WHAT TO WORK ON - Write the material out again in full, exactly.

SUPPLIED ENTRIES -

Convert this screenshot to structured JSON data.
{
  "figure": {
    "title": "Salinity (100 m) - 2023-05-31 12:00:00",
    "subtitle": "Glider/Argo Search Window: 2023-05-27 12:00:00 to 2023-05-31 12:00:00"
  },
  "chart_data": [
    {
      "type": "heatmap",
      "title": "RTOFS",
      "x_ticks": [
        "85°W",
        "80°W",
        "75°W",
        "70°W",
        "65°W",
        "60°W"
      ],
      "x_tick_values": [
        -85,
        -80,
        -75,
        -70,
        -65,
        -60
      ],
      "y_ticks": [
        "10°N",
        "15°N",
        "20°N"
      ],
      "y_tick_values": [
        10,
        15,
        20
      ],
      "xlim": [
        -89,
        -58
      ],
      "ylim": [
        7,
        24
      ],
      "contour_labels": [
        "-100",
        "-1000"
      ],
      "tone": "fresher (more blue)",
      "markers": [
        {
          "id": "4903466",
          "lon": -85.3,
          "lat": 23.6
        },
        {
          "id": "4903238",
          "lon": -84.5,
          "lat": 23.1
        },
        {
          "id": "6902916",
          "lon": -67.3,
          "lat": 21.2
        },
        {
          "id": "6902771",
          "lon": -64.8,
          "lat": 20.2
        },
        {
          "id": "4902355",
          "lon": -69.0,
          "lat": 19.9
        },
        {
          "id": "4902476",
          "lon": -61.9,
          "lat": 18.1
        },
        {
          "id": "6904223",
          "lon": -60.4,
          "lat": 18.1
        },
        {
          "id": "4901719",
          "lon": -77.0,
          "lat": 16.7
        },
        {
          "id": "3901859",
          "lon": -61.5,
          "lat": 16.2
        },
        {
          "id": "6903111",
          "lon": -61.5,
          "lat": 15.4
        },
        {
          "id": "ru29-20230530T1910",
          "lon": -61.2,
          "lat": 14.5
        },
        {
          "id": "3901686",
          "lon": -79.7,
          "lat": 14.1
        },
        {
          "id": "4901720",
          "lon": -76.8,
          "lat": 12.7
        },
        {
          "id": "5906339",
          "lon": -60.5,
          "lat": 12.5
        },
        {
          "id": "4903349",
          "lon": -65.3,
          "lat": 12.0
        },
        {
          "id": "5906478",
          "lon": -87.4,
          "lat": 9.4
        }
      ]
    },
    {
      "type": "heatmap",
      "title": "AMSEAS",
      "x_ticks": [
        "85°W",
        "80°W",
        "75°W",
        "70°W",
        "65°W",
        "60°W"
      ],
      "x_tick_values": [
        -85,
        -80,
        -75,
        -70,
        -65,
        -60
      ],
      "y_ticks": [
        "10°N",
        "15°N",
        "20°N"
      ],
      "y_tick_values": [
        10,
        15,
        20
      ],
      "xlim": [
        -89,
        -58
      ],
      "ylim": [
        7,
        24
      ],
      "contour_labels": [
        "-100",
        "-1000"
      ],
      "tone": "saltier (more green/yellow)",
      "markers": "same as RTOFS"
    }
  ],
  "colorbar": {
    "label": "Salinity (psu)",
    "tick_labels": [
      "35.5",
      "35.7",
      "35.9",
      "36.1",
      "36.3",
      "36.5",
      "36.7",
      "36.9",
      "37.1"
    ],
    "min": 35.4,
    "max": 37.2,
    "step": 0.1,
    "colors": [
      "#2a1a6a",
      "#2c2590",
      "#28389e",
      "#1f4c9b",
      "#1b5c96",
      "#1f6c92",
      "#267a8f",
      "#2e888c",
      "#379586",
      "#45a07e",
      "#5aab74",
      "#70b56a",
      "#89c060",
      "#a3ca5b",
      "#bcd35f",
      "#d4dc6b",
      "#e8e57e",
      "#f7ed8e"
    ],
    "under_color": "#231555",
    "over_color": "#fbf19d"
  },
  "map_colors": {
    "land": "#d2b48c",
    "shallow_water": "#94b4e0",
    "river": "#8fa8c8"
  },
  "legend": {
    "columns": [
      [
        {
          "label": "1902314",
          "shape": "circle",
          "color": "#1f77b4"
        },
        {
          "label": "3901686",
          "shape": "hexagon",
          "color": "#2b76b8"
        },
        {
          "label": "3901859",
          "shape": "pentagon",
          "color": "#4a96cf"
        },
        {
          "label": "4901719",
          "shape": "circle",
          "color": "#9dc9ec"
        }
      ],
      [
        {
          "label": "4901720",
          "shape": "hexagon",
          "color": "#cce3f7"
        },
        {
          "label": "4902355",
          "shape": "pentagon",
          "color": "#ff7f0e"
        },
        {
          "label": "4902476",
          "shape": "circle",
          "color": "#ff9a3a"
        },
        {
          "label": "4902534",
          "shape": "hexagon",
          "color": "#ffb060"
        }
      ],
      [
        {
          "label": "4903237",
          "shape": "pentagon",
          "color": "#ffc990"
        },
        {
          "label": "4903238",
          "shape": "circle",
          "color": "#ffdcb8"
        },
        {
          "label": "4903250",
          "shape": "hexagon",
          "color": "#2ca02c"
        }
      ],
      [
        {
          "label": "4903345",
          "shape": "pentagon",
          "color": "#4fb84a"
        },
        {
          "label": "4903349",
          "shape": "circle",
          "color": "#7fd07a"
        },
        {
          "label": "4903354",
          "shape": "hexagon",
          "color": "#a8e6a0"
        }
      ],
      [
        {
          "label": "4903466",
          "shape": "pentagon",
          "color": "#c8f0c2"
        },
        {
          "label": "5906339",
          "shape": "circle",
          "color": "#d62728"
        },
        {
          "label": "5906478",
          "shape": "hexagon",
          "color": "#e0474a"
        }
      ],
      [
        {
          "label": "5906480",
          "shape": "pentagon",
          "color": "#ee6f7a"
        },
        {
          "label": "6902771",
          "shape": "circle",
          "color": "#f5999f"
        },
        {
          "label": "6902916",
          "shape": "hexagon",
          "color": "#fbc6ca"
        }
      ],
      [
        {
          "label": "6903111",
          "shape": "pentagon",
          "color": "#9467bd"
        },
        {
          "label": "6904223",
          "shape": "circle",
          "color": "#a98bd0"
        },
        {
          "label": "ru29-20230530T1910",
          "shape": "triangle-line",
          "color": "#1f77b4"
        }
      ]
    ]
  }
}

OUTPUT OF THE EXERCISE -
Convert this screenshot to structured JSON data.
{
  "figure": {
    "title": "Salinity (100 m) - 2023-05-31 12:00:00",
    "subtitle": "Glider/Argo Search Window: 2023-05-27 12:00:00 to 2023-05-31 12:00:00"
  },
  "chart_data": [
    {
      "type": "heatmap",
      "title": "RTOFS",
      "x_ticks": [
        "85°W",
        "80°W",
        "75°W",
        "70°W",
        "65°W",
        "60°W"
      ],
      "x_tick_values": [
        -85,
        -80,
        -75,
        -70,
        -65,
        -60
      ],
      "y_ticks": [
        "10°N",
        "15°N",
        "20°N"
      ],
      "y_tick_values": [
        10,
        15,
        20
      ],
      "xlim": [
        -89,
        -58
      ],
      "ylim": [
        7,
        24
      ],
      "contour_labels": [
        "-100",
        "-1000"
      ],
      "tone": "fresher (more blue)",
      "markers": [
        {
          "id": "4903466",
          "lon": -85.3,
          "lat": 23.6
        },
        {
          "id": "4903238",
          "lon": -84.5,
          "lat": 23.1
        },
        {
          "id": "6902916",
          "lon": -67.3,
          "lat": 21.2
        },
        {
          "id": "6902771",
          "lon": -64.8,
          "lat": 20.2
        },
        {
          "id": "4902355",
          "lon": -69.0,
          "lat": 19.9
        },
        {
          "id": "4902476",
          "lon": -61.9,
          "lat": 18.1
        },
        {
          "id": "6904223",
          "lon": -60.4,
          "lat": 18.1
        },
        {
          "id": "4901719",
          "lon": -77.0,
          "lat": 16.7
        },
        {
          "id": "3901859",
          "lon": -61.5,
          "lat": 16.2
        },
        {
          "id": "6903111",
          "lon": -61.5,
          "lat": 15.4
        },
        {
          "id": "ru29-20230530T1910",
          "lon": -61.2,
          "lat": 14.5
        },
        {
          "id": "3901686",
          "lon": -79.7,
          "lat": 14.1
        },
        {
          "id": "4901720",
          "lon": -76.8,
          "lat": 12.7
        },
        {
          "id": "5906339",
          "lon": -60.5,
          "lat": 12.5
        },
        {
          "id": "4903349",
          "lon": -65.3,
          "lat": 12.0
        },
        {
          "id": "5906478",
          "lon": -87.4,
          "lat": 9.4
        }
      ]
    },
    {
      "type": "heatmap",
      "title": "AMSEAS",
      "x_ticks": [
        "85°W",
        "80°W",
        "75°W",
        "70°W",
        "65°W",
        "60°W"
      ],
      "x_tick_values": [
        -85,
        -80,
        -75,
        -70,
        -65,
        -60
      ],
      "y_ticks": [
        "10°N",
        "15°N",
        "20°N"
      ],
      "y_tick_values": [
        10,
        15,
        20
      ],
      "xlim": [
        -89,
        -58
      ],
      "ylim": [
        7,
        24
      ],
      "contour_labels": [
        "-100",
        "-1000"
      ],
      "tone": "saltier (more green/yellow)",
      "markers": "same as RTOFS"
    }
  ],
  "colorbar": {
    "label": "Salinity (psu)",
    "tick_labels": [
      "35.5",
      "35.7",
      "35.9",
      "36.1",
      "36.3",
      "36.5",
      "36.7",
      "36.9",
      "37.1"
    ],
    "min": 35.4,
    "max": 37.2,
    "step": 0.1,
    "colors": [
      "#2a1a6a",
      "#2c2590",
      "#28389e",
      "#1f4c9b",
      "#1b5c96",
      "#1f6c92",
      "#267a8f",
      "#2e888c",
      "#379586",
      "#45a07e",
      "#5aab74",
      "#70b56a",
      "#89c060",
      "#a3ca5b",
      "#bcd35f",
      "#d4dc6b",
      "#e8e57e",
      "#f7ed8e"
    ],
    "under_color": "#231555",
    "over_color": "#fbf19d"
  },
  "map_colors": {
    "land": "#d2b48c",
    "shallow_water": "#94b4e0",
    "river": "#8fa8c8"
  },
  "legend": {
    "columns": [
      [
        {
          "label": "1902314",
          "shape": "circle",
          "color": "#1f77b4"
        },
        {
          "label": "3901686",
          "shape": "hexagon",
          "color": "#2b76b8"
        },
        {
          "label": "3901859",
          "shape": "pentagon",
          "color": "#4a96cf"
        },
        {
          "label": "4901719",
          "shape": "circle",
          "color": "#9dc9ec"
        }
      ],
      [
        {
          "label": "4901720",
          "shape": "hexagon",
          "color": "#cce3f7"
        },
        {
          "label": "4902355",
          "shape": "pentagon",
          "color": "#ff7f0e"
        },
        {
          "label": "4902476",
          "shape": "circle",
          "color": "#ff9a3a"
        },
        {
          "label": "4902534",
          "shape": "hexagon",
          "color": "#ffb060"
        }
      ],
      [
        {
          "label": "4903237",
          "shape": "pentagon",
          "color": "#ffc990"
        },
        {
          "label": "4903238",
          "shape": "circle",
          "color": "#ffdcb8"
        },
        {
          "label": "4903250",
          "shape": "hexagon",
          "color": "#2ca02c"
        }
      ],
      [
        {
          "label": "4903345",
          "shape": "pentagon",
          "color": "#4fb84a"
        },
        {
          "label": "4903349",
          "shape": "circle",
          "color": "#7fd07a"
        },
        {
          "label": "4903354",
          "shape": "hexagon",
          "color": "#a8e6a0"
        }
      ],
      [
        {
          "label": "4903466",
          "shape": "pentagon",
          "color": "#c8f0c2"
        },
        {
          "label": "5906339",
          "shape": "circle",
          "color": "#d62728"
        },
        {
          "label": "5906478",
          "shape": "hexagon",
          "color": "#e0474a"
        }
      ],
      [
        {
          "label": "5906480",
          "shape": "pentagon",
          "color": "#ee6f7a"
        },
        {
          "label": "6902771",
          "shape": "circle",
          "color": "#f5999f"
        },
        {
          "label": "6902916",
          "shape": "hexagon",
          "color": "#fbc6ca"
        }
      ],
      [
        {
          "label": "6903111",
          "shape": "pentagon",
          "color": "#9467bd"
        },
        {
          "label": "6904223",
          "shape": "circle",
          "color": "#a98bd0"
        },
        {
          "label": "ru29-20230530T1910",
          "shape": "triangle-line",
          "color": "#1f77b4"
        }
      ]
    ]
  }
}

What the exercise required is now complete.